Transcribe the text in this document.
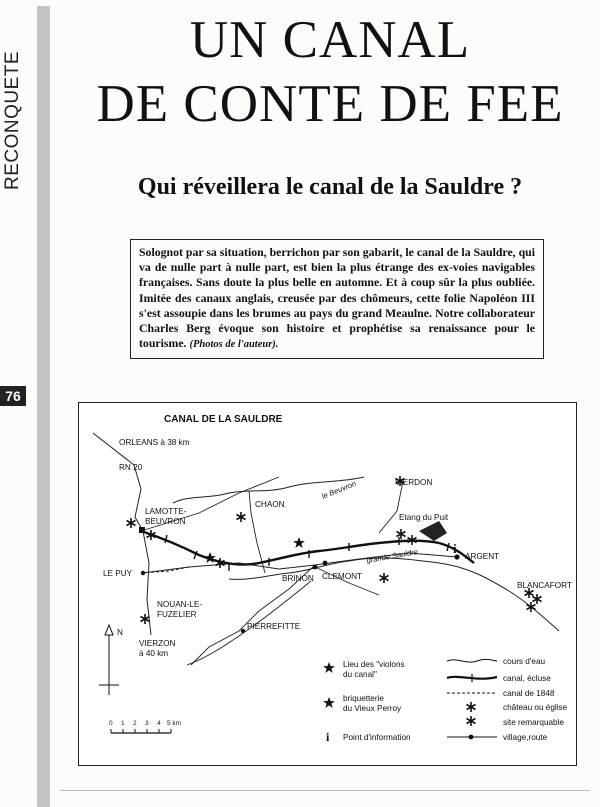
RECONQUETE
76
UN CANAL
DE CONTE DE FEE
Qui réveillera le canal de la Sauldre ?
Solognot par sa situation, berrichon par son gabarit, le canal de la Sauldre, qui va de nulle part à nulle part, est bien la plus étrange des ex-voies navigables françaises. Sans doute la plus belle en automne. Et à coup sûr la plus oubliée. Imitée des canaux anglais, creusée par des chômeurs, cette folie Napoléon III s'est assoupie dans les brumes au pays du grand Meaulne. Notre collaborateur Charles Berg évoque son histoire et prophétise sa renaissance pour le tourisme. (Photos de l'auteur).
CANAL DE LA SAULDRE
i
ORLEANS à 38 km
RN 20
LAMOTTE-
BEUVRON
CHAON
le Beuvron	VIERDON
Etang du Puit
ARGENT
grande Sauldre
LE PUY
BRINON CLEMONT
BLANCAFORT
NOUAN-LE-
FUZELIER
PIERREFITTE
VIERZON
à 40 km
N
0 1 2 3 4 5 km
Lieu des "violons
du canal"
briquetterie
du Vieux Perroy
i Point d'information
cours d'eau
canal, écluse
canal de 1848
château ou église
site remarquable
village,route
============================================================
• **Set task**: Return the full material word for word. Do not include the pictures.

• **Completed exercise**:
Transcribe the text in this document.
RECONQUETE
76
UN CANAL
DE CONTE DE FEE
Qui réveillera le canal de la Sauldre ?
Solognot par sa situation, berrichon par son gabarit, le canal de la Sauldre, qui va de nulle part à nulle part, est bien la plus étrange des ex-voies navigables françaises. Sans doute la plus belle en automne. Et à coup sûr la plus oubliée. Imitée des canaux anglais, creusée par des chômeurs, cette folie Napoléon III s'est assoupie dans les brumes au pays du grand Meaulne. Notre collaborateur Charles Berg évoque son histoire et prophétise sa renaissance pour le tourisme. (Photos de l'auteur).
CANAL DE LA SAULDRE
i
ORLEANS à 38 km
RN 20
LAMOTTE-
BEUVRON
CHAON
le Beuvron	VIERDON
Etang du Puit
ARGENT
grande Sauldre
LE PUY
BRINON CLEMONT
BLANCAFORT
NOUAN-LE-
FUZELIER
PIERREFITTE
VIERZON
à 40 km
N
0 1 2 3 4 5 km
Lieu des "violons
du canal"
briquetterie
du Vieux Perroy
i Point d'information
cours d'eau
canal, écluse
canal de 1848
château ou église
site remarquable
village,route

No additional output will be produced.